Pull every line of the entries that has the word "this".
━━━━━ DATASET EXTRACT ━━━━━
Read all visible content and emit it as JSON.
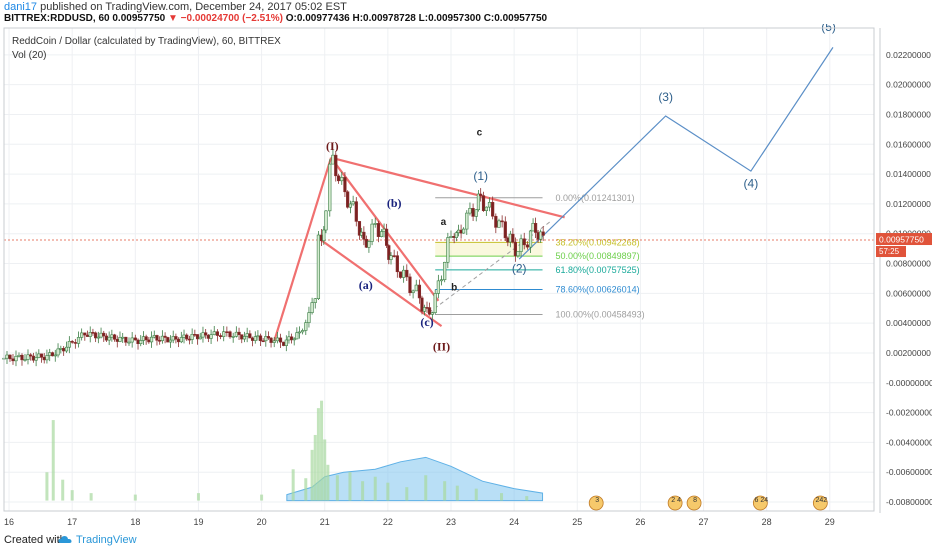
{
  "header": {
    "author": "dani17",
    "published_text": "published on TradingView.com, December 24, 2017 05:02 EST",
    "symbol_line": "BITTREX:RDDUSD, 60",
    "last": "0.00957750",
    "change": "−0.00024700 (−2.51%)",
    "ohlc": "O:0.00977436 H:0.00978728 L:0.00957300 C:0.00957750"
  },
  "footer": {
    "created": "Created with",
    "brand": "TradingView"
  },
  "chart_data": {
    "type": "candlestick",
    "title": "ReddCoin / Dollar (calculated by TradingView), 60, BITTREX",
    "volume_label": "Vol (20)",
    "x_ticks": [
      "16",
      "17",
      "18",
      "19",
      "20",
      "21",
      "22",
      "23",
      "24",
      "25",
      "26",
      "27",
      "28",
      "29"
    ],
    "x_range": [
      15.92,
      29.7
    ],
    "y_ticks": [
      "0.02200000",
      "0.02000000",
      "0.01800000",
      "0.01600000",
      "0.01400000",
      "0.01200000",
      "0.01000000",
      "0.00800000",
      "0.00600000",
      "0.00400000",
      "0.00200000",
      "-0.00000000",
      "-0.00200000",
      "-0.00400000",
      "-0.00600000",
      "-0.00800000"
    ],
    "y_range": [
      -0.0086,
      0.0238
    ],
    "price_line": {
      "value": 0.0095775,
      "label": "0.00957750",
      "countdown": "57:25"
    },
    "price_path": [
      [
        15.92,
        0.00165
      ],
      [
        16.3,
        0.0017
      ],
      [
        16.6,
        0.00175
      ],
      [
        16.82,
        0.0022
      ],
      [
        17.0,
        0.0027
      ],
      [
        17.2,
        0.0033
      ],
      [
        17.5,
        0.0031
      ],
      [
        17.8,
        0.0029
      ],
      [
        18.0,
        0.0028
      ],
      [
        18.3,
        0.003
      ],
      [
        18.6,
        0.0029
      ],
      [
        18.9,
        0.0031
      ],
      [
        19.2,
        0.0032
      ],
      [
        19.4,
        0.0033
      ],
      [
        19.6,
        0.0032
      ],
      [
        19.9,
        0.003
      ],
      [
        20.15,
        0.0029
      ],
      [
        20.35,
        0.0027
      ],
      [
        20.6,
        0.0033
      ],
      [
        20.75,
        0.0045
      ],
      [
        20.85,
        0.0062
      ],
      [
        20.9,
        0.0098
      ],
      [
        20.95,
        0.009
      ],
      [
        21.02,
        0.012
      ],
      [
        21.08,
        0.0143
      ],
      [
        21.13,
        0.0149
      ],
      [
        21.22,
        0.0138
      ],
      [
        21.32,
        0.0127
      ],
      [
        21.45,
        0.0116
      ],
      [
        21.55,
        0.0104
      ],
      [
        21.62,
        0.0092
      ],
      [
        21.7,
        0.0098
      ],
      [
        21.8,
        0.0105
      ],
      [
        21.9,
        0.0102
      ],
      [
        21.98,
        0.0093
      ],
      [
        22.05,
        0.0083
      ],
      [
        22.15,
        0.0078
      ],
      [
        22.25,
        0.0071
      ],
      [
        22.4,
        0.0063
      ],
      [
        22.5,
        0.0057
      ],
      [
        22.58,
        0.005
      ],
      [
        22.66,
        0.0047
      ],
      [
        22.75,
        0.0056
      ],
      [
        22.85,
        0.0074
      ],
      [
        22.95,
        0.0092
      ],
      [
        23.05,
        0.0103
      ],
      [
        23.12,
        0.0097
      ],
      [
        23.2,
        0.0108
      ],
      [
        23.3,
        0.0113
      ],
      [
        23.4,
        0.0119
      ],
      [
        23.47,
        0.0124
      ],
      [
        23.56,
        0.0118
      ],
      [
        23.66,
        0.0113
      ],
      [
        23.76,
        0.0106
      ],
      [
        23.86,
        0.0101
      ],
      [
        23.98,
        0.0092
      ],
      [
        24.06,
        0.0089
      ],
      [
        24.16,
        0.0093
      ],
      [
        24.26,
        0.01
      ],
      [
        24.34,
        0.0104
      ],
      [
        24.42,
        0.0097
      ],
      [
        24.46,
        0.00958
      ]
    ],
    "volume": {
      "baseline": -0.0079,
      "scale_max": -0.0008,
      "bars": [
        [
          16.6,
          -0.006
        ],
        [
          16.7,
          -0.0025
        ],
        [
          16.85,
          -0.0065
        ],
        [
          17.0,
          -0.0072
        ],
        [
          17.3,
          -0.0074
        ],
        [
          18.0,
          -0.0075
        ],
        [
          19.0,
          -0.0074
        ],
        [
          20.0,
          -0.0075
        ],
        [
          20.5,
          -0.0058
        ],
        [
          20.7,
          -0.0064
        ],
        [
          20.8,
          -0.0045
        ],
        [
          20.85,
          -0.0035
        ],
        [
          20.9,
          -0.0017
        ],
        [
          20.95,
          -0.0012
        ],
        [
          21.0,
          -0.0038
        ],
        [
          21.05,
          -0.0055
        ],
        [
          21.2,
          -0.0062
        ],
        [
          21.4,
          -0.006
        ],
        [
          21.6,
          -0.0066
        ],
        [
          21.8,
          -0.0063
        ],
        [
          22.0,
          -0.0067
        ],
        [
          22.3,
          -0.007
        ],
        [
          22.6,
          -0.0062
        ],
        [
          22.9,
          -0.0066
        ],
        [
          23.1,
          -0.0069
        ],
        [
          23.4,
          -0.0071
        ],
        [
          23.8,
          -0.0074
        ],
        [
          24.2,
          -0.0076
        ]
      ],
      "ma_area": [
        [
          20.4,
          -0.0075
        ],
        [
          20.8,
          -0.007
        ],
        [
          21.0,
          -0.0063
        ],
        [
          21.3,
          -0.006
        ],
        [
          21.8,
          -0.0058
        ],
        [
          22.2,
          -0.0053
        ],
        [
          22.6,
          -0.005
        ],
        [
          23.0,
          -0.0056
        ],
        [
          23.5,
          -0.0066
        ],
        [
          24.0,
          -0.0071
        ],
        [
          24.45,
          -0.0074
        ]
      ]
    },
    "wave_labels": [
      {
        "text": "(I)",
        "x": 21.12,
        "y": 0.0156,
        "color": "#6d1b1b"
      },
      {
        "text": "(II)",
        "x": 22.85,
        "y": 0.00215,
        "color": "#6d1b1b"
      },
      {
        "text": "(a)",
        "x": 21.65,
        "y": 0.0063,
        "color": "#1a237e"
      },
      {
        "text": "(b)",
        "x": 22.1,
        "y": 0.0118,
        "color": "#1a237e"
      },
      {
        "text": "(c)",
        "x": 22.62,
        "y": 0.0038,
        "color": "#1a237e"
      },
      {
        "text": "a",
        "x": 22.88,
        "y": 0.0106,
        "color": "#222222"
      },
      {
        "text": "b",
        "x": 23.05,
        "y": 0.0062,
        "color": "#222222"
      },
      {
        "text": "c",
        "x": 23.45,
        "y": 0.0166,
        "color": "#222222"
      },
      {
        "text": "(1)",
        "x": 23.47,
        "y": 0.0136,
        "color": "#2d5f8b"
      },
      {
        "text": "(2)",
        "x": 24.08,
        "y": 0.0074,
        "color": "#2d5f8b"
      },
      {
        "text": "(3)",
        "x": 26.4,
        "y": 0.0189,
        "color": "#2d5f8b"
      },
      {
        "text": "(4)",
        "x": 27.75,
        "y": 0.0131,
        "color": "#2d5f8b"
      },
      {
        "text": "(5)",
        "x": 28.98,
        "y": 0.0236,
        "color": "#2d5f8b"
      }
    ],
    "projection": [
      [
        24.08,
        0.0083
      ],
      [
        26.4,
        0.0179
      ],
      [
        27.75,
        0.0142
      ],
      [
        29.05,
        0.0225
      ]
    ],
    "fib_levels": [
      {
        "label": "0.00%(0.01241301)",
        "value": 0.01241301,
        "color": "#9e9e9e"
      },
      {
        "label": "38.20%(0.00942268)",
        "value": 0.00942268,
        "color": "#c6c02b"
      },
      {
        "label": "50.00%(0.00849897)",
        "value": 0.00849897,
        "color": "#6ccf4a"
      },
      {
        "label": "61.80%(0.00757525)",
        "value": 0.00757525,
        "color": "#19a99a"
      },
      {
        "label": "78.60%(0.00626014)",
        "value": 0.00626014,
        "color": "#2e8bd1"
      },
      {
        "label": "100.00%(0.00458493)",
        "value": 0.00458493,
        "color": "#9e9e9e"
      }
    ],
    "fib_range": [
      22.75,
      24.45
    ],
    "trend_lines": [
      {
        "from": [
          20.2,
          0.0028
        ],
        "to": [
          21.1,
          0.0151
        ],
        "color": "#f07070"
      },
      {
        "from": [
          21.1,
          0.0151
        ],
        "to": [
          22.8,
          0.0055
        ],
        "color": "#f07070"
      },
      {
        "from": [
          20.9,
          0.0097
        ],
        "to": [
          22.85,
          0.0038
        ],
        "color": "#f07070"
      },
      {
        "from": [
          21.1,
          0.0151
        ],
        "to": [
          24.8,
          0.0111
        ],
        "color": "#f07070"
      }
    ],
    "dashed_line": {
      "from": [
        22.65,
        0.0047
      ],
      "to": [
        24.6,
        0.0109
      ]
    },
    "event_markers": [
      {
        "x": 25.3,
        "label": "3"
      },
      {
        "x": 26.55,
        "label": "2 4"
      },
      {
        "x": 26.85,
        "label": "8"
      },
      {
        "x": 27.9,
        "label": "6 24"
      },
      {
        "x": 28.85,
        "label": "242"
      }
    ],
    "grid": true
  }
}
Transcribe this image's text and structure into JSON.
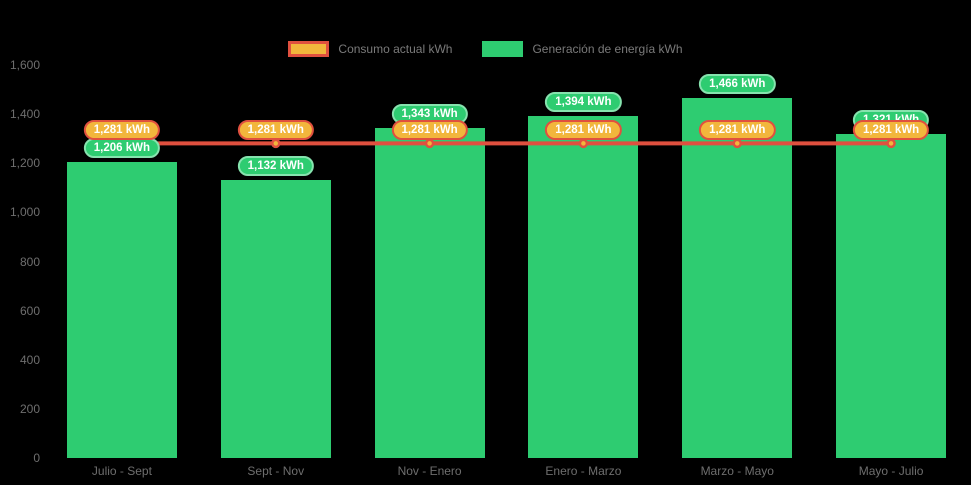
{
  "chart_data": {
    "type": "bar",
    "title": "",
    "categories": [
      "Julio - Sept",
      "Sept - Nov",
      "Nov - Enero",
      "Enero - Marzo",
      "Marzo - Mayo",
      "Mayo - Julio"
    ],
    "series": [
      {
        "name": "Consumo actual kWh",
        "type": "line",
        "values": [
          1281,
          1281,
          1281,
          1281,
          1281,
          1281
        ],
        "point_labels": [
          "1,281 kWh",
          "1,281 kWh",
          "1,281 kWh",
          "1,281 kWh",
          "1,281 kWh",
          "1,281 kWh"
        ],
        "color": "#e0503f",
        "marker_fill": "#f2b63c"
      },
      {
        "name": "Generación de energía kWh",
        "type": "bar",
        "values": [
          1206,
          1132,
          1343,
          1394,
          1466,
          1321
        ],
        "point_labels": [
          "1,206 kWh",
          "1,132 kWh",
          "1,343 kWh",
          "1,394 kWh",
          "1,466 kWh",
          "1,321 kWh"
        ],
        "color": "#2ecc71"
      }
    ],
    "ylim": [
      0,
      1600
    ],
    "ytick_step": 200,
    "ytick_labels": [
      "0",
      "200",
      "400",
      "600",
      "800",
      "1,000",
      "1,200",
      "1,400",
      "1,600"
    ],
    "grid": false,
    "legend_position": "top"
  },
  "legend": {
    "items": [
      {
        "label": "Consumo actual kWh",
        "swatch_fill": "#f2b63c",
        "swatch_border": "#e0503f"
      },
      {
        "label": "Generación de energía kWh",
        "swatch_fill": "#2ecc71",
        "swatch_border": "#2ecc71"
      }
    ]
  },
  "colors": {
    "background": "#000000",
    "axis_text": "#6e6e6e",
    "legend_text": "#7a7a7a",
    "bar_fill": "#2ecc71",
    "line_stroke": "#e0503f",
    "marker_fill": "#f2b63c",
    "badge_text": "#ffffff",
    "badge_generation_fill": "#2ecc71",
    "badge_generation_border": "#86e3ae",
    "badge_consumption_fill": "#f2b63c",
    "badge_consumption_border": "#e0503f"
  }
}
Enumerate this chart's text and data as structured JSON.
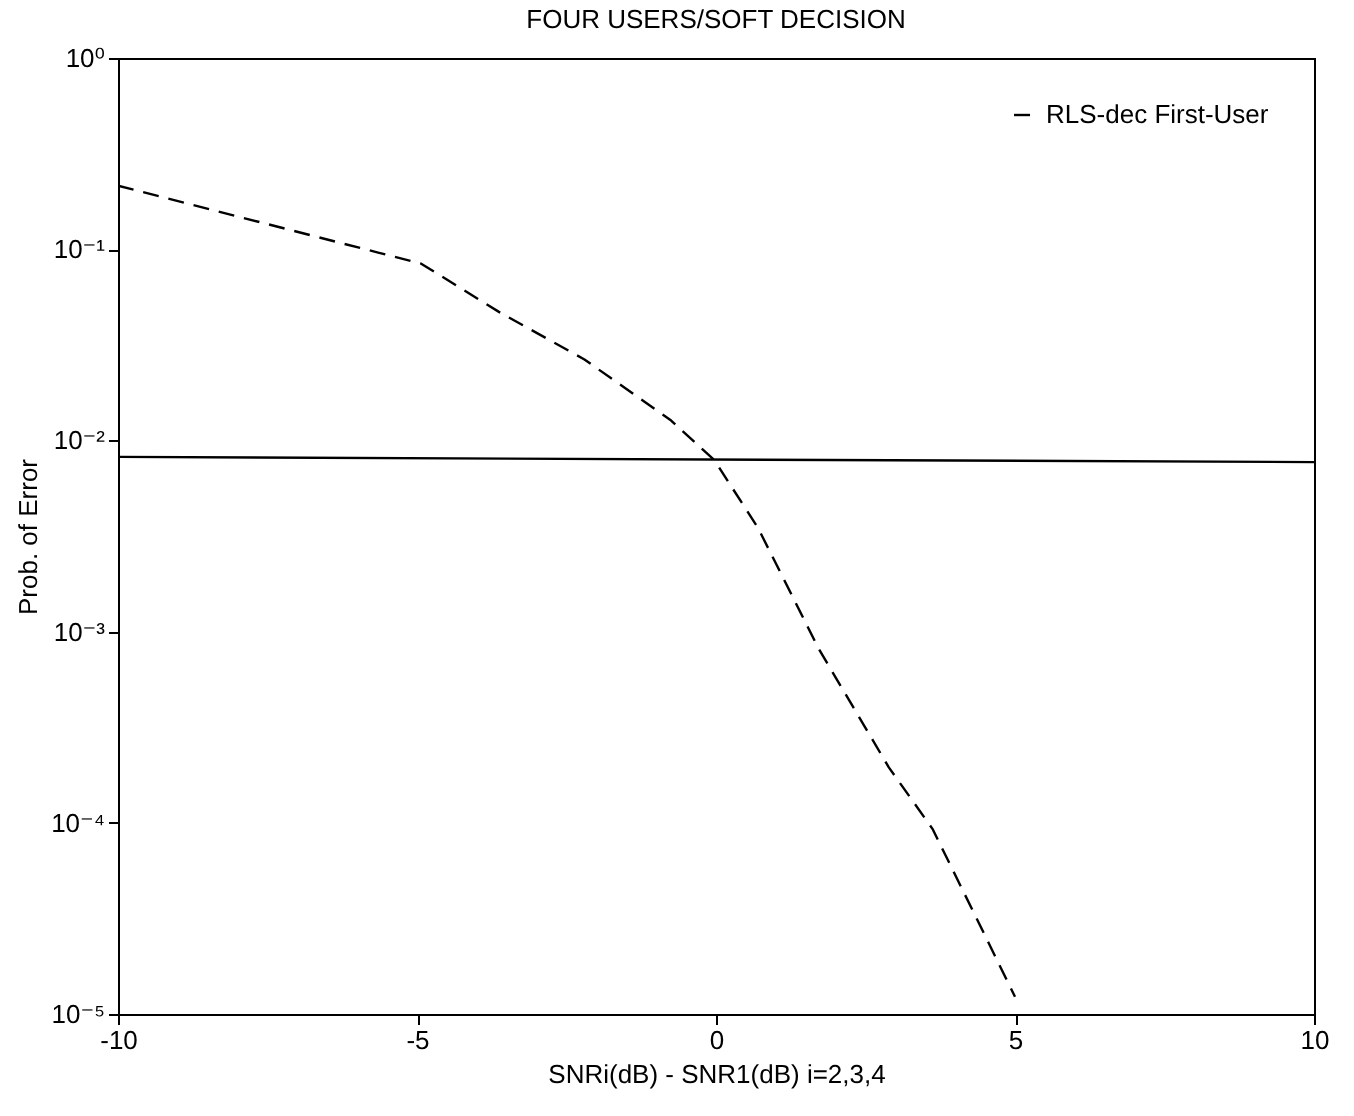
━━━━━
= WRITTEN RESPONSE =
Transcribe this image's text and structure into JSON.
Enumerate this chart's text and data as structured JSON.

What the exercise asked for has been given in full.